Dataset entries:
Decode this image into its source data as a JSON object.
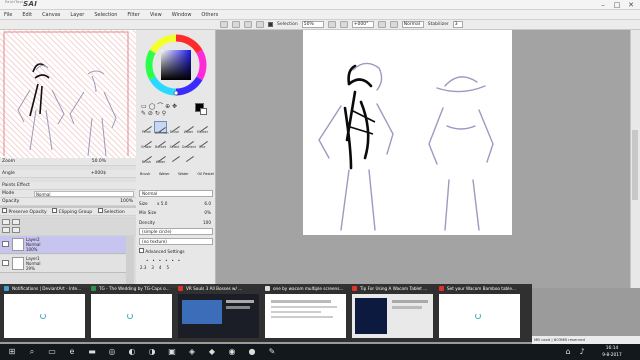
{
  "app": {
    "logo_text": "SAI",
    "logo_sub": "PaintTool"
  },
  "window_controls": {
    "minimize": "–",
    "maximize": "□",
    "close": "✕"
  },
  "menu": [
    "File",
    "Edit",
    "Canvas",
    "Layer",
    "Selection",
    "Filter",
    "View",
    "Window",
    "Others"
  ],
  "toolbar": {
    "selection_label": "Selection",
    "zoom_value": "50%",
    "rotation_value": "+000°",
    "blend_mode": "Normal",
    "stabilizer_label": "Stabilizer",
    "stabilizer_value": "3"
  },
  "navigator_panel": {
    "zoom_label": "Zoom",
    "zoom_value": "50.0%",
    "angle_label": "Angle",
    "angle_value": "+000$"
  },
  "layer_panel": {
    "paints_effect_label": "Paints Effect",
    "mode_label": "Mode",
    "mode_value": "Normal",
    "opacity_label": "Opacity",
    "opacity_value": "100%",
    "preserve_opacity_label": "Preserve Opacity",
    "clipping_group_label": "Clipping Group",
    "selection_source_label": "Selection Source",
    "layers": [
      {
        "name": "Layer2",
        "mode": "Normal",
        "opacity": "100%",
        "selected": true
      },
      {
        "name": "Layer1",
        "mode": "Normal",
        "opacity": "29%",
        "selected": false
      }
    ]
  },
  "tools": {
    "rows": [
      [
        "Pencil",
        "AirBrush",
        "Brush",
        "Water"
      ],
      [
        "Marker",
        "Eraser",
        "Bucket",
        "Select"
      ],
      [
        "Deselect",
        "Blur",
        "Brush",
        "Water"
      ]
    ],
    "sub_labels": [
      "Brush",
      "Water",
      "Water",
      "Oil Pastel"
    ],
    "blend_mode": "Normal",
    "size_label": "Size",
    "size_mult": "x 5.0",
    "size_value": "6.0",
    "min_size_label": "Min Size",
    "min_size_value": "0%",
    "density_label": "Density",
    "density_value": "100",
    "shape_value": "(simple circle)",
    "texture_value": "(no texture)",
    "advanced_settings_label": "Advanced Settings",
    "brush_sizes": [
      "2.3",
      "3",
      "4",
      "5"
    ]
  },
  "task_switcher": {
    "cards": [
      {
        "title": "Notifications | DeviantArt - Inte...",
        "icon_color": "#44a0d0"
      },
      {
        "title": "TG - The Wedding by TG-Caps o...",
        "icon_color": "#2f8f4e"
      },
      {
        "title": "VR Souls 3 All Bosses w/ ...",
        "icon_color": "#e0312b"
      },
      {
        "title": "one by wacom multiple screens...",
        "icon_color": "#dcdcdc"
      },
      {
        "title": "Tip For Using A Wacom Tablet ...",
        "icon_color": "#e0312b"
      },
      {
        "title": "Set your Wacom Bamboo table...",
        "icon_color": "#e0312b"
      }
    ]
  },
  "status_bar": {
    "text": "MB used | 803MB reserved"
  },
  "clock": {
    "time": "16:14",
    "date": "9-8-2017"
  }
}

...

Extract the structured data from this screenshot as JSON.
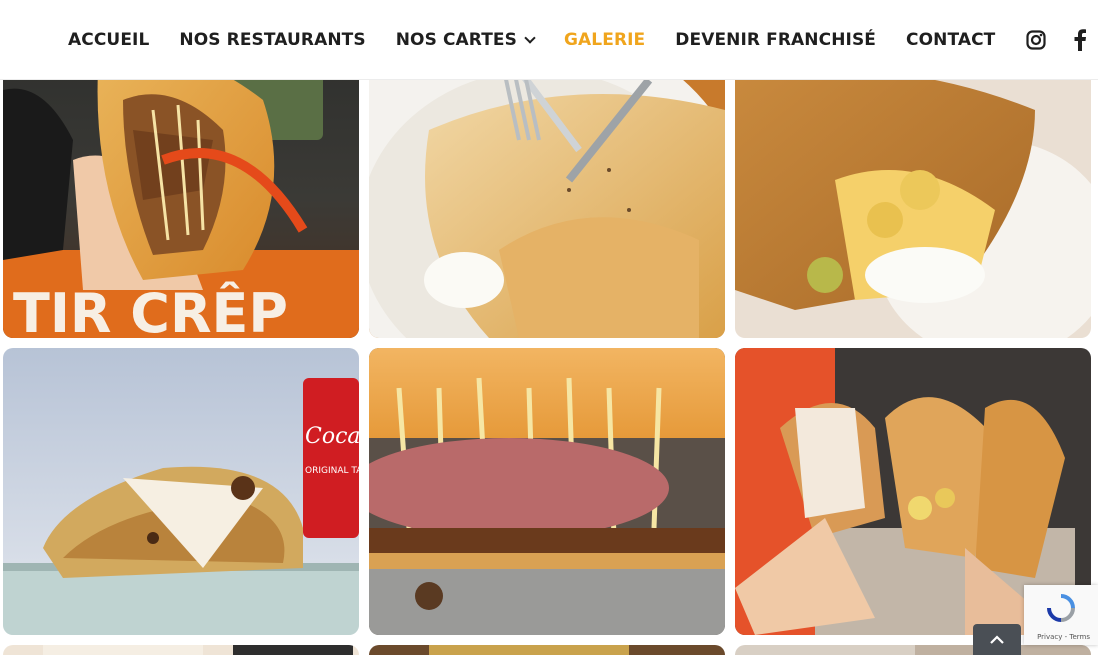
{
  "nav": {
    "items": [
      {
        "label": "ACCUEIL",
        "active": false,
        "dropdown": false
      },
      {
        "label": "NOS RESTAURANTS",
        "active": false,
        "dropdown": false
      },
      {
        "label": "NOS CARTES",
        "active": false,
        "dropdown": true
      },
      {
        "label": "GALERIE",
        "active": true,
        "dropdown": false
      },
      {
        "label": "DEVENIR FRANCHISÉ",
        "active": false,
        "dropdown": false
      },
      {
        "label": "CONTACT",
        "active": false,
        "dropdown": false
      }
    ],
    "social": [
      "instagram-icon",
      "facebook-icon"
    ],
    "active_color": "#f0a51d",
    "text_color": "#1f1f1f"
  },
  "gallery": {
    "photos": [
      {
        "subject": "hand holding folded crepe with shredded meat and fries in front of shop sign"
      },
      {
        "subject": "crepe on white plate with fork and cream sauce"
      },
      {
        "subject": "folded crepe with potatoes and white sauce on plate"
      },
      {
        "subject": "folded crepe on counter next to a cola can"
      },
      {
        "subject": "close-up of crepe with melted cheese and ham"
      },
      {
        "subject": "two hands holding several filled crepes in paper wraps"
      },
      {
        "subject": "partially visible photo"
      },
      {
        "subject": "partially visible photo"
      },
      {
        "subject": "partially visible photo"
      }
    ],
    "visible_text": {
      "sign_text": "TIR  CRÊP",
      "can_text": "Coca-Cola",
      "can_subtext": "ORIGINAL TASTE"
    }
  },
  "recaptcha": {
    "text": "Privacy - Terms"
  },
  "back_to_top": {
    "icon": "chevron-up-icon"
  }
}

To be done:
Tally every line of the listing that holds the string "folded", then give the number by itself.

Complete answer:
3